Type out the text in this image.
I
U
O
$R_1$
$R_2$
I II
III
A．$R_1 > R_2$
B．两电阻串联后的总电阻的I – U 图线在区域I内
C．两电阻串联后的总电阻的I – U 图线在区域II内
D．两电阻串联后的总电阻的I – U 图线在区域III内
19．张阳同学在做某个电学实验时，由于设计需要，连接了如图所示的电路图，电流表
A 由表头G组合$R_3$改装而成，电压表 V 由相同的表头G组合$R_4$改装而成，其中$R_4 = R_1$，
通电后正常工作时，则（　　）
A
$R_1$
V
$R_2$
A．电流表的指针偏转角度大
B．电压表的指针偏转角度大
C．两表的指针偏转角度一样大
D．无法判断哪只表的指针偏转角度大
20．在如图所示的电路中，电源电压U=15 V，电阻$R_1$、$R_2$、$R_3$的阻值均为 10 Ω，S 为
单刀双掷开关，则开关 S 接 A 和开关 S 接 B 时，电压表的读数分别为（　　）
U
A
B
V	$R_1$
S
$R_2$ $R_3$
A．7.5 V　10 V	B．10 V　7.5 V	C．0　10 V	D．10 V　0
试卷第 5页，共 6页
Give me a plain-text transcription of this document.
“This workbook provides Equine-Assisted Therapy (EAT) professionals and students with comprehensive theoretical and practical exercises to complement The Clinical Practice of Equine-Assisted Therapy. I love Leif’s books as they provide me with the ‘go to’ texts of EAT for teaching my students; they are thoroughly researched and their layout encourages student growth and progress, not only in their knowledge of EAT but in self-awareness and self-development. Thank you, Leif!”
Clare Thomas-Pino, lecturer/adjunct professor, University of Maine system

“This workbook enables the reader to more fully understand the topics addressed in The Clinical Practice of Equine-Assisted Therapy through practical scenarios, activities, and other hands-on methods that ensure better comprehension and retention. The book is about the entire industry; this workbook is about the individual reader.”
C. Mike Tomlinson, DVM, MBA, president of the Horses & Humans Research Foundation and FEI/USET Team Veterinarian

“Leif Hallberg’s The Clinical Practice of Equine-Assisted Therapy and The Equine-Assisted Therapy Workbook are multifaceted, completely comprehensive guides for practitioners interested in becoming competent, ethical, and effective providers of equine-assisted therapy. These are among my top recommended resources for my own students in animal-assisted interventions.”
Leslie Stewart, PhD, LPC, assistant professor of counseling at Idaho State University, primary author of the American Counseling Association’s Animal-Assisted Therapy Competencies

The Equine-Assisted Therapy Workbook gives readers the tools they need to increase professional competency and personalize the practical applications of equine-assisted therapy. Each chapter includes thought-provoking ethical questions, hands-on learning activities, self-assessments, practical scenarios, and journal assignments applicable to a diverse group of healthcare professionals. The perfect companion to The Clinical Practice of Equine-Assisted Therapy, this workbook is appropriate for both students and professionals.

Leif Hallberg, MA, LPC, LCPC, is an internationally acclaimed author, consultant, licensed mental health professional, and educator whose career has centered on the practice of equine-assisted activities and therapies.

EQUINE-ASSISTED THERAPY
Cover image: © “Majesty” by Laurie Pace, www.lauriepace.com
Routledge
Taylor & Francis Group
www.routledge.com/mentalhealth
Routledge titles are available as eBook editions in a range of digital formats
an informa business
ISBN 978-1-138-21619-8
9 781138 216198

★ ★ ★ ★

*GIVEN TASK*: Extract all the entries word for word.

*SOLVED PROBLEM*:
Type out the text in this image.
I
U
O
$R_1$
$R_2$
I II
III
A．$R_1 > R_2$
B．两电阻串联后的总电阻的I – U 图线在区域I内
C．两电阻串联后的总电阻的I – U 图线在区域II内
D．两电阻串联后的总电阻的I – U 图线在区域III内
19．张阳同学在做某个电学实验时，由于设计需要，连接了如图所示的电路图，电流表
A 由表头G组合$R_3$改装而成，电压表 V 由相同的表头G组合$R_4$改装而成，其中$R_4 = R_1$，
通电后正常工作时，则（　　）
A
$R_1$
V
$R_2$
A．电流表的指针偏转角度大
B．电压表的指针偏转角度大
C．两表的指针偏转角度一样大
D．无法判断哪只表的指针偏转角度大
20．在如图所示的电路中，电源电压U=15 V，电阻$R_1$、$R_2$、$R_3$的阻值均为 10 Ω，S 为
单刀双掷开关，则开关 S 接 A 和开关 S 接 B 时，电压表的读数分别为（　　）
U
A
B
V	$R_1$
S
$R_2$ $R_3$
A．7.5 V　10 V	B．10 V　7.5 V	C．0　10 V	D．10 V　0
试卷第 5页，共 6页
Give me a plain-text transcription of this document.
“This workbook provides Equine-Assisted Therapy (EAT) professionals and students with comprehensive theoretical and practical exercises to complement The Clinical Practice of Equine-Assisted Therapy. I love Leif’s books as they provide me with the ‘go to’ texts of EAT for teaching my students; they are thoroughly researched and their layout encourages student growth and progress, not only in their knowledge of EAT but in self-awareness and self-development. Thank you, Leif!”
Clare Thomas-Pino, lecturer/adjunct professor, University of Maine system

“This workbook enables the reader to more fully understand the topics addressed in The Clinical Practice of Equine-Assisted Therapy through practical scenarios, activities, and other hands-on methods that ensure better comprehension and retention. The book is about the entire industry; this workbook is about the individual reader.”
C. Mike Tomlinson, DVM, MBA, president of the Horses & Humans Research Foundation and FEI/USET Team Veterinarian

“Leif Hallberg’s The Clinical Practice of Equine-Assisted Therapy and The Equine-Assisted Therapy Workbook are multifaceted, completely comprehensive guides for practitioners interested in becoming competent, ethical, and effective providers of equine-assisted therapy. These are among my top recommended resources for my own students in animal-assisted interventions.”
Leslie Stewart, PhD, LPC, assistant professor of counseling at Idaho State University, primary author of the American Counseling Association’s Animal-Assisted Therapy Competencies

The Equine-Assisted Therapy Workbook gives readers the tools they need to increase professional competency and personalize the practical applications of equine-assisted therapy. Each chapter includes thought-provoking ethical questions, hands-on learning activities, self-assessments, practical scenarios, and journal assignments applicable to a diverse group of healthcare professionals. The perfect companion to The Clinical Practice of Equine-Assisted Therapy, this workbook is appropriate for both students and professionals.

Leif Hallberg, MA, LPC, LCPC, is an internationally acclaimed author, consultant, licensed mental health professional, and educator whose career has centered on the practice of equine-assisted activities and therapies.

EQUINE-ASSISTED THERAPY
Cover image: © “Majesty” by Laurie Pace, www.lauriepace.com
Routledge
Taylor & Francis Group
www.routledge.com/mentalhealth
Routledge titles are available as eBook editions in a range of digital formats
an informa business
ISBN 978-1-138-21619-8
9 781138 216198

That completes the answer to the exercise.